* [Given task]: Identify the lines that include the word "true", then copy all of them.

──────── Stored rows

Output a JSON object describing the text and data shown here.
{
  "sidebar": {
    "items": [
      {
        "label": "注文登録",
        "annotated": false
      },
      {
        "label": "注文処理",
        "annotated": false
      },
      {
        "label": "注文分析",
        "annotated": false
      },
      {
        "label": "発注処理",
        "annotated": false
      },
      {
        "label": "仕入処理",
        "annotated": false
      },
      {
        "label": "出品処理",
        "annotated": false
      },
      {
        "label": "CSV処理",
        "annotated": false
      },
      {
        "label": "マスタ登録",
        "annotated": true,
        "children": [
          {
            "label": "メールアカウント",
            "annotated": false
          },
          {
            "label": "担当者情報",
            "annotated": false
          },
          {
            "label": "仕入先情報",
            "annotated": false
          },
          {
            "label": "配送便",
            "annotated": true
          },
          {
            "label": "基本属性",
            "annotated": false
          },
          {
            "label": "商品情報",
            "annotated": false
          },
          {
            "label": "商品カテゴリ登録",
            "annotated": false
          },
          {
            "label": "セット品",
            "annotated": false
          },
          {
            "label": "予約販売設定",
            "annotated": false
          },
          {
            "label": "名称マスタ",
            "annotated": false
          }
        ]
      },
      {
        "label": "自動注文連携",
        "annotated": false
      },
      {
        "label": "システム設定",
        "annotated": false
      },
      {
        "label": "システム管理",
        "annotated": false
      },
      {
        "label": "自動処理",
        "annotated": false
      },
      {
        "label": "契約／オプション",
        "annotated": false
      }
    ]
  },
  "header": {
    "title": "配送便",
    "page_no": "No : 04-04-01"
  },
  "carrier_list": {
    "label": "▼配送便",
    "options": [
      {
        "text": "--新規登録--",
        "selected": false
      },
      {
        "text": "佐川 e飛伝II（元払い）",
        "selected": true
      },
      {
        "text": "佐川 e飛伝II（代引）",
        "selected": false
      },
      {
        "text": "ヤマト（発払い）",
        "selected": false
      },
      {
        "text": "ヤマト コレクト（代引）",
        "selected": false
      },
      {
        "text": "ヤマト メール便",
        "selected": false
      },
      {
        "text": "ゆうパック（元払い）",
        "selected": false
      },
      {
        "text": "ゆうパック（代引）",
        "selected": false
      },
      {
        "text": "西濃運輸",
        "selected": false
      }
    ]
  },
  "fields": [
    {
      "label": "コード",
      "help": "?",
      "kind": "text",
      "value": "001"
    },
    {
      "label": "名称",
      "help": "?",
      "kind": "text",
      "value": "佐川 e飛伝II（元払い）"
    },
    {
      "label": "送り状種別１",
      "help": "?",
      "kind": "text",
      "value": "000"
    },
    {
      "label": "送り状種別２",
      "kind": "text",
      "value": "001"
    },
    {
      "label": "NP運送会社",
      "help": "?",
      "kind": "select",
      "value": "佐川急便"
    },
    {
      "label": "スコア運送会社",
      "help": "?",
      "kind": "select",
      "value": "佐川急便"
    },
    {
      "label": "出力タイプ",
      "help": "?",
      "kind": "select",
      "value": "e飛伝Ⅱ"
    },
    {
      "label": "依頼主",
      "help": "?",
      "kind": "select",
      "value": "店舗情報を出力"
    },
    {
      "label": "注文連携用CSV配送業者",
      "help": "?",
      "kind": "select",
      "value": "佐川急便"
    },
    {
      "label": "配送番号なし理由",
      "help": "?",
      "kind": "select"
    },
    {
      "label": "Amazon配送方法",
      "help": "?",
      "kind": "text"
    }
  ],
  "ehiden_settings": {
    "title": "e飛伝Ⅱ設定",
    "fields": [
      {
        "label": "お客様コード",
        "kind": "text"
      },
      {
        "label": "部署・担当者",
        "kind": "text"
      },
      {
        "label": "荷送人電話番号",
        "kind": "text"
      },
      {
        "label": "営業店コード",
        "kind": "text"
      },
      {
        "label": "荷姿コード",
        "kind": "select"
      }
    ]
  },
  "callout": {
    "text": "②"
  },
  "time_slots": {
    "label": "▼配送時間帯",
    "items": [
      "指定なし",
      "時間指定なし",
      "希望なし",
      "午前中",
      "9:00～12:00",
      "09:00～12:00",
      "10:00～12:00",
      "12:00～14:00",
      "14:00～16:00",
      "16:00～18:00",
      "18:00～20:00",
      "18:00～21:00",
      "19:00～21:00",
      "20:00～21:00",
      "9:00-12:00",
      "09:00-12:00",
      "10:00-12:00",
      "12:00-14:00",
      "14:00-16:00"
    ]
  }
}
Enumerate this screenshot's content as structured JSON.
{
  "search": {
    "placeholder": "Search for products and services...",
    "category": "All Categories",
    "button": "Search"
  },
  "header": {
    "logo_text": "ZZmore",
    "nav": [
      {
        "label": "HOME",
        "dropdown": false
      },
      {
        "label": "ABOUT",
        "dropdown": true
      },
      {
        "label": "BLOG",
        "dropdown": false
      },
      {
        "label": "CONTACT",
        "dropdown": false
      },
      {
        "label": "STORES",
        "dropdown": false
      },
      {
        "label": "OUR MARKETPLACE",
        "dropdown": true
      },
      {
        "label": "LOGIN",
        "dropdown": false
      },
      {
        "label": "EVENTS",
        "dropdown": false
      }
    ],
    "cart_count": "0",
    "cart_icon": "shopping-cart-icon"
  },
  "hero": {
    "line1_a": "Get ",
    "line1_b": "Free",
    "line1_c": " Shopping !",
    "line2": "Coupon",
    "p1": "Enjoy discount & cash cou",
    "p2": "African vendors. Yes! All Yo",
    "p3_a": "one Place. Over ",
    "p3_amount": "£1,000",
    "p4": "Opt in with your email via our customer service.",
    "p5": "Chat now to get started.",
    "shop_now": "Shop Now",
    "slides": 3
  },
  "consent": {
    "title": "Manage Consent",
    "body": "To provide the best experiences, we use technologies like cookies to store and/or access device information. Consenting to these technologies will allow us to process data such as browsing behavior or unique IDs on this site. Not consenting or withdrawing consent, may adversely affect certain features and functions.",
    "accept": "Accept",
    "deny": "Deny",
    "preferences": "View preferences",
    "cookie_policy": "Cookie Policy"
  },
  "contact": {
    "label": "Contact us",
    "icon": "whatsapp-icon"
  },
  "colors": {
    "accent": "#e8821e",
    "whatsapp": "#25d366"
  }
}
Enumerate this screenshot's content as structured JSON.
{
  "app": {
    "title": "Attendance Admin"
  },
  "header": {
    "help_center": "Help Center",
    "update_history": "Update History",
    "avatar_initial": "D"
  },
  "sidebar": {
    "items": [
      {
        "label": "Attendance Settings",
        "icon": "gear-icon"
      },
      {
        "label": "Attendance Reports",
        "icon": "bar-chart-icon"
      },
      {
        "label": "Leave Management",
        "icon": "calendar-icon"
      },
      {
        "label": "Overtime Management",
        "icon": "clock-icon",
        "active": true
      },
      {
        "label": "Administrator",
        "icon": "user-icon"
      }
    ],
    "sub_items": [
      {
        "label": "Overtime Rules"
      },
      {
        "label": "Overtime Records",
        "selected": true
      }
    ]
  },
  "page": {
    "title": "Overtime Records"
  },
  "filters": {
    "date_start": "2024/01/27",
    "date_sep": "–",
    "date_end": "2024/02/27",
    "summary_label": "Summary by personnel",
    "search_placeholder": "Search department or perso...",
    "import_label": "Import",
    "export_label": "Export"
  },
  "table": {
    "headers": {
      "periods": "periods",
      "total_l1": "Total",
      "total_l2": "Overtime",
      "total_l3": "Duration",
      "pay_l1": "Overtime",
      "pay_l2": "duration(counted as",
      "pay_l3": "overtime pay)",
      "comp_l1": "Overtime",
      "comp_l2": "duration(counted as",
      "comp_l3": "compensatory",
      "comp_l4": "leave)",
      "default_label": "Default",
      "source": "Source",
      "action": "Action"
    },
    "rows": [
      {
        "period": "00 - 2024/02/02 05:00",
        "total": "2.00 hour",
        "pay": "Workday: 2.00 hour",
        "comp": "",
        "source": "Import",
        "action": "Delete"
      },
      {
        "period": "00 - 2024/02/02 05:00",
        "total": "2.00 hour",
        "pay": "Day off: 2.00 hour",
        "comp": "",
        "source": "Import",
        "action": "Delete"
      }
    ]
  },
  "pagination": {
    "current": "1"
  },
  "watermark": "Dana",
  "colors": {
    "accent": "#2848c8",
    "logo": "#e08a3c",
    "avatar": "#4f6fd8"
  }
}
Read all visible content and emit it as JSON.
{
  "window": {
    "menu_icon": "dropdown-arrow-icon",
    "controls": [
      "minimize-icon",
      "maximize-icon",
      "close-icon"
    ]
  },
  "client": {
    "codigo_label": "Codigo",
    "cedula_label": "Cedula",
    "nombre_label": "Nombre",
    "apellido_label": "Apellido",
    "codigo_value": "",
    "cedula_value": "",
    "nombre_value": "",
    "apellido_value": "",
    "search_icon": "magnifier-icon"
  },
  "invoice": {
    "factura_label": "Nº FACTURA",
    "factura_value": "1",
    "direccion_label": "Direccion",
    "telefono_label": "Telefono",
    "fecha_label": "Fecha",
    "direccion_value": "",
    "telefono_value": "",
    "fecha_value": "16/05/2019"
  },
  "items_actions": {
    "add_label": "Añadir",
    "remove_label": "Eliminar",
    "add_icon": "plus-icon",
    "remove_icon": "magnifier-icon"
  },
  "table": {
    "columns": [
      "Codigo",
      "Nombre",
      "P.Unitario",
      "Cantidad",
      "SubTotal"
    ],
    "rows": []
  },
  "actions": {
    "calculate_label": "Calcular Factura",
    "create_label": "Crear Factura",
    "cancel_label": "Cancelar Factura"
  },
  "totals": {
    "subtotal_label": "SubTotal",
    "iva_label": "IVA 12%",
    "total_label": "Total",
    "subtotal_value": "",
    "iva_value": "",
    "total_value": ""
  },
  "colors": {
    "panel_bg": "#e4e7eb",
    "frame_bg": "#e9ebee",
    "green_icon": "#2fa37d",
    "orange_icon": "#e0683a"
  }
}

────────────────

* [The output]:
        "annotated": true,
            "annotated": true
        "selected": true
        "dropdown": true
        "dropdown": true
        "active": true
        "selected": true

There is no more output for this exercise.